# Given problem
Determine the number of lines containing the word "阐明推动优秀传统文化", and state that figure alone.

%%

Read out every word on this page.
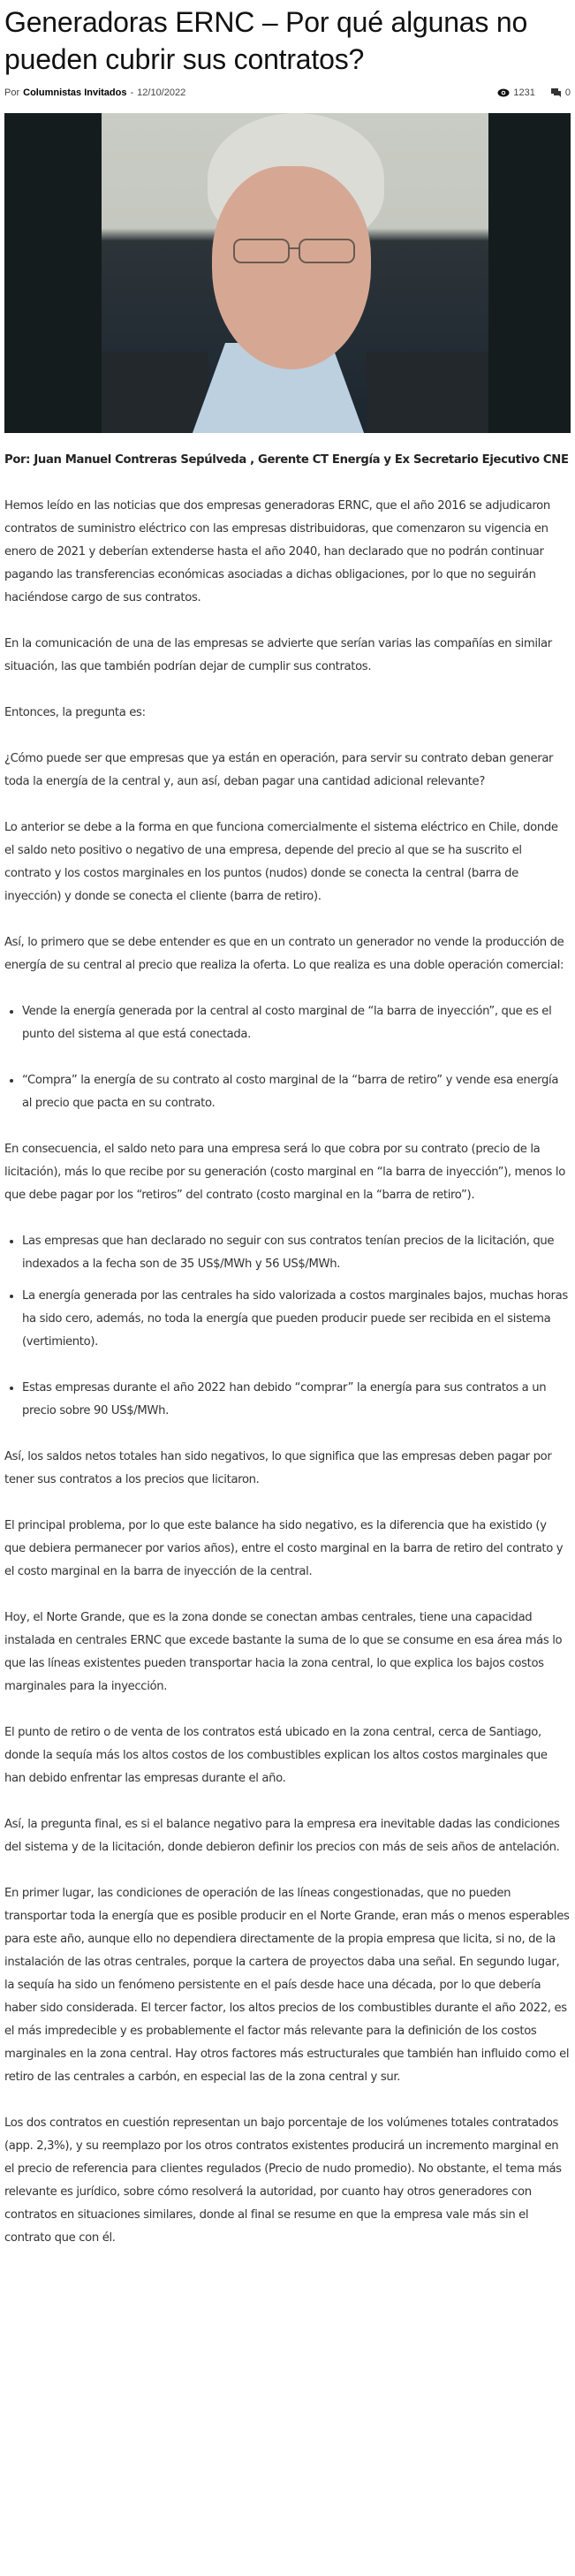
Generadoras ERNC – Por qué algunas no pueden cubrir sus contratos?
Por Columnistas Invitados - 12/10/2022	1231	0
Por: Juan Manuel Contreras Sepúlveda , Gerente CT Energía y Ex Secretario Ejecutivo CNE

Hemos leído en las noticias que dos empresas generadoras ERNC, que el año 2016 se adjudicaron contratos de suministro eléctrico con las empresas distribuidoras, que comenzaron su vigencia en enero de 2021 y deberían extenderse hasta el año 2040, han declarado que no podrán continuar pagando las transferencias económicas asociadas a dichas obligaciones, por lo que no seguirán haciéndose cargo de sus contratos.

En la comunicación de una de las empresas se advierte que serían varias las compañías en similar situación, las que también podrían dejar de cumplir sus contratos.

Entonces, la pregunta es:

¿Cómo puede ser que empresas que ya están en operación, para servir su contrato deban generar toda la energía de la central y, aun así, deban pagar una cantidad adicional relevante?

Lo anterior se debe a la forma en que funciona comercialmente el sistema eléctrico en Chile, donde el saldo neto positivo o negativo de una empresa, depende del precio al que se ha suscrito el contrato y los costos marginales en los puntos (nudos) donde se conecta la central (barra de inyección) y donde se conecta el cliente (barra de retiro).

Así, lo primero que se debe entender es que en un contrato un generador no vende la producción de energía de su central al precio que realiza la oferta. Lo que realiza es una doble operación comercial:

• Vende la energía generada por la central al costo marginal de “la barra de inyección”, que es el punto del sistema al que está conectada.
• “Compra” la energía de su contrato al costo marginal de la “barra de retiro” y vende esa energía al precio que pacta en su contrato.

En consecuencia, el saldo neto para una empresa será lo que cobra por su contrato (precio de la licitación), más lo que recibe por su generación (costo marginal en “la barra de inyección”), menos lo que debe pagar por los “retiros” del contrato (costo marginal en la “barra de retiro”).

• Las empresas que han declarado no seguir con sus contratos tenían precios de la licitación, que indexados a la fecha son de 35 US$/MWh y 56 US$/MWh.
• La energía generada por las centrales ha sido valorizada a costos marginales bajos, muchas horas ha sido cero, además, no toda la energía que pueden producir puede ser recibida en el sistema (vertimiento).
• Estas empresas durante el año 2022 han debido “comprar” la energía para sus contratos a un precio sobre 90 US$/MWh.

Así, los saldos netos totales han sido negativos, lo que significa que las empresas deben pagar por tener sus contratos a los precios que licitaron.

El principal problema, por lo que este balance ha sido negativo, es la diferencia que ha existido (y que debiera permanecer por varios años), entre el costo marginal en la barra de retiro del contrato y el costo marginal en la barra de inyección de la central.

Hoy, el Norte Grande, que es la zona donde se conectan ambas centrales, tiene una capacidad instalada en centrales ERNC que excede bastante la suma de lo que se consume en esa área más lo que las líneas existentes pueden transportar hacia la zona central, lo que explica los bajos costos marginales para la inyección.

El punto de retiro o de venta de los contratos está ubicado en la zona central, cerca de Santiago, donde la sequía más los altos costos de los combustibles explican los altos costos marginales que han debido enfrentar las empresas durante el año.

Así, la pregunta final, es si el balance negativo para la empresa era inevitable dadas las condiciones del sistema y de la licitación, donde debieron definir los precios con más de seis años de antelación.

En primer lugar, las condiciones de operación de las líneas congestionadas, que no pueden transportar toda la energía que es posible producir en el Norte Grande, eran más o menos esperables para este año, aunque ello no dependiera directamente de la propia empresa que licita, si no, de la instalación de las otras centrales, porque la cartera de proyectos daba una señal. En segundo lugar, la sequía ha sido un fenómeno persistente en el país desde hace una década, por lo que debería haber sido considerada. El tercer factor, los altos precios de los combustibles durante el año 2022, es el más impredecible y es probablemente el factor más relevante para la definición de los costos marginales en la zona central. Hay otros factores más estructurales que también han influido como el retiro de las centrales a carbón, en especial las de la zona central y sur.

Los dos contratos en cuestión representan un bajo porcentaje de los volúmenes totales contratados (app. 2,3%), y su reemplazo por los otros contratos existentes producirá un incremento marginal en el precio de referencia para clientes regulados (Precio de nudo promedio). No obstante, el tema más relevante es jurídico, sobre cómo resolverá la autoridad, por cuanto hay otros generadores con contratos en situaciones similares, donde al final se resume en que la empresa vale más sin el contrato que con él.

%%
%%

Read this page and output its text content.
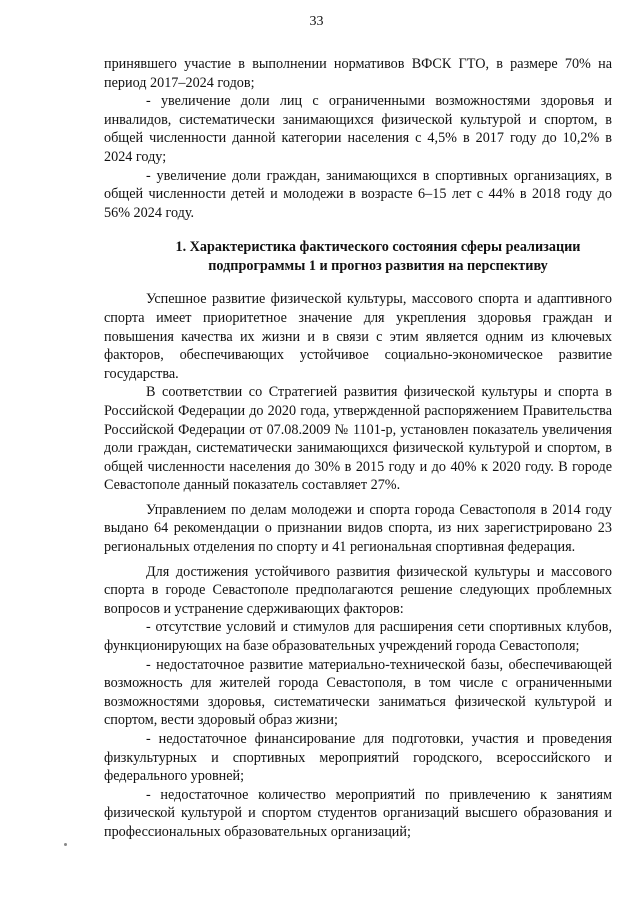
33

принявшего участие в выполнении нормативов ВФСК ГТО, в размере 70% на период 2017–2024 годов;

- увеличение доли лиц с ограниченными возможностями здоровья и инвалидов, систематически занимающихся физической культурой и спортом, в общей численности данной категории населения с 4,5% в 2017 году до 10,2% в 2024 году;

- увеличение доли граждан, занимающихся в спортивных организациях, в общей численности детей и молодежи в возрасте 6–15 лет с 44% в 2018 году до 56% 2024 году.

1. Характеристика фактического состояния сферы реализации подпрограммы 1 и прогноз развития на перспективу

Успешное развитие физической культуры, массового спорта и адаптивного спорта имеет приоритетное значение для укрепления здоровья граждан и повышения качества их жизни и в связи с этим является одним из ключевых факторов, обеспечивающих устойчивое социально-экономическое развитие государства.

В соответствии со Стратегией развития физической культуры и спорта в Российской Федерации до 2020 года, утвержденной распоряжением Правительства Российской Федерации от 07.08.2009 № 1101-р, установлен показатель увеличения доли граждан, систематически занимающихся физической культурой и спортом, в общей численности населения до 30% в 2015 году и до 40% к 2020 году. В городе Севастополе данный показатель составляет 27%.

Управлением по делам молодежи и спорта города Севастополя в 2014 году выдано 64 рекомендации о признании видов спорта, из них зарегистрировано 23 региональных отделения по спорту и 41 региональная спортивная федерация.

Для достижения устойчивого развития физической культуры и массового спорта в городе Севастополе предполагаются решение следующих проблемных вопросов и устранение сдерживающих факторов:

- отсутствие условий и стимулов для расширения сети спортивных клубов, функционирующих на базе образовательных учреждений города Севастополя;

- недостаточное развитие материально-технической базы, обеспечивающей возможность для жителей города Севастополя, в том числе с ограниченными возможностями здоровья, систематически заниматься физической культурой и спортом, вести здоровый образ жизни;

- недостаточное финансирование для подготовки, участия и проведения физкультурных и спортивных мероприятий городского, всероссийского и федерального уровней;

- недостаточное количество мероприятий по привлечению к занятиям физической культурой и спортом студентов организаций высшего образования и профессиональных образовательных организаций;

%%
%%

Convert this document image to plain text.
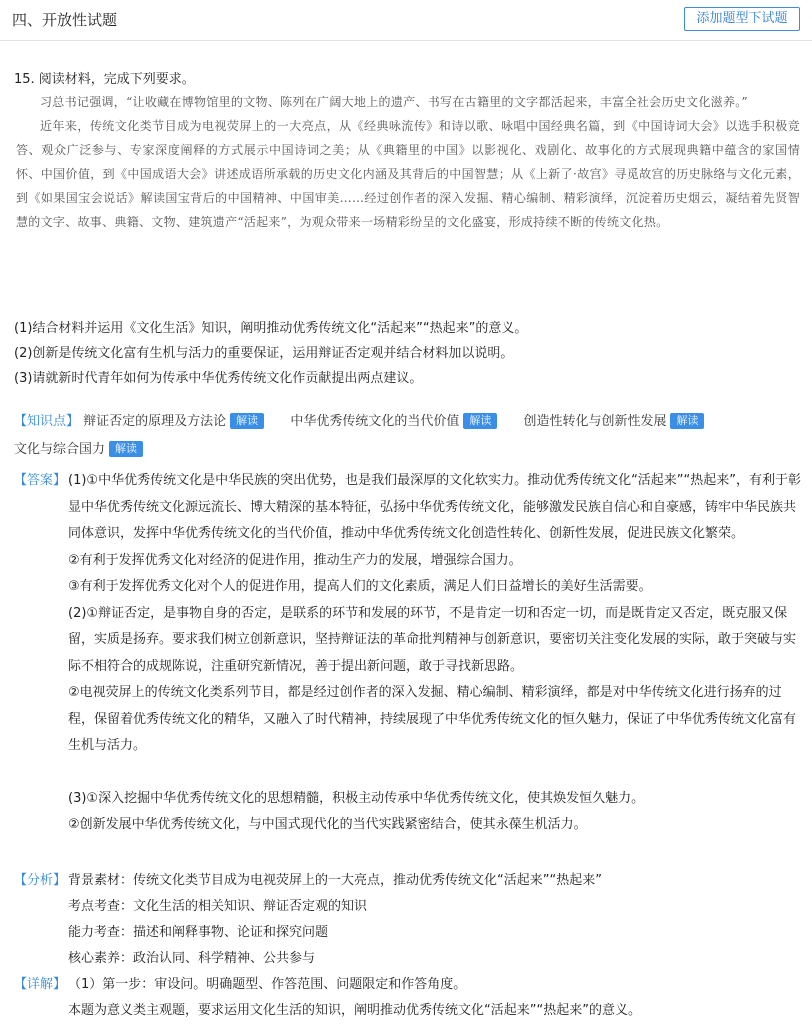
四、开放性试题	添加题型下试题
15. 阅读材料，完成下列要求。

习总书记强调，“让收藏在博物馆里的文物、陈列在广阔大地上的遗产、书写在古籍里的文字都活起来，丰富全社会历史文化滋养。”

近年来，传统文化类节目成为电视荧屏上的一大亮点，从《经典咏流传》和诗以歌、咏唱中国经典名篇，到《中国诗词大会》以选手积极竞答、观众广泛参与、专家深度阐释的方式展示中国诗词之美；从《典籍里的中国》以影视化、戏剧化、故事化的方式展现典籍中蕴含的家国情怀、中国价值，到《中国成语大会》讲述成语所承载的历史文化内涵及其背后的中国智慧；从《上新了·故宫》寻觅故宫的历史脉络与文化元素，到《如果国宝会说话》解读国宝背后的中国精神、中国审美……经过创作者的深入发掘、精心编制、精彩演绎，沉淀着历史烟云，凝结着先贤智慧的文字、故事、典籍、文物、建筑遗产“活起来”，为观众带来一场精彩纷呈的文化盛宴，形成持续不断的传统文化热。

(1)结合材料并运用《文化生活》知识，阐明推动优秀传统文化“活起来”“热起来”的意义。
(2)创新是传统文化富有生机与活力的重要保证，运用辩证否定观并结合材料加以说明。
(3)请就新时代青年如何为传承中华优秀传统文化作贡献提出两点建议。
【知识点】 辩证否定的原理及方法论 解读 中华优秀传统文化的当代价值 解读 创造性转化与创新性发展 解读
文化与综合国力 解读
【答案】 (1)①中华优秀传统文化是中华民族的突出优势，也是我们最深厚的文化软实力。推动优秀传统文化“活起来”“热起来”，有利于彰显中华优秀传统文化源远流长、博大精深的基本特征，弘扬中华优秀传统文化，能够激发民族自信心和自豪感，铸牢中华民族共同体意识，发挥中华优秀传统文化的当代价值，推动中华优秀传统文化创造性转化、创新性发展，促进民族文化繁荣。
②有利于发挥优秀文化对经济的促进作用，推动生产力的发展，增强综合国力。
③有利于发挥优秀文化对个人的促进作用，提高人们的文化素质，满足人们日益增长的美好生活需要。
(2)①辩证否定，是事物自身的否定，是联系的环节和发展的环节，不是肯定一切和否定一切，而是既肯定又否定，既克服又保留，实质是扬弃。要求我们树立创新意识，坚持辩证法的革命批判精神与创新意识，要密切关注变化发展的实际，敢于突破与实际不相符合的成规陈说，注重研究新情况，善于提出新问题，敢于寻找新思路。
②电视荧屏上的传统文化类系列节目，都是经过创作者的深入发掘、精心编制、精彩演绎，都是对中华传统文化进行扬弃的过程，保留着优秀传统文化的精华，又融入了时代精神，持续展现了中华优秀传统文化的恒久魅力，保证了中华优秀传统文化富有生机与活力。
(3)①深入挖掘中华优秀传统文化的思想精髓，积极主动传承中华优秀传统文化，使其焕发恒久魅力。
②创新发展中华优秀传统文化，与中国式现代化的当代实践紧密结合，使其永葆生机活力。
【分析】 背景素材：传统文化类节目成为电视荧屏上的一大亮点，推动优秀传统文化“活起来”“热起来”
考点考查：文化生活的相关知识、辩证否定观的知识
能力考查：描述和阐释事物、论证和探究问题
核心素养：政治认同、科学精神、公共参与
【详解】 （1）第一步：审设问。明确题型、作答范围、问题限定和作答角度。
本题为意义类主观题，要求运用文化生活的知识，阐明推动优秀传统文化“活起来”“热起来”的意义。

%%

# Result of the exercise
2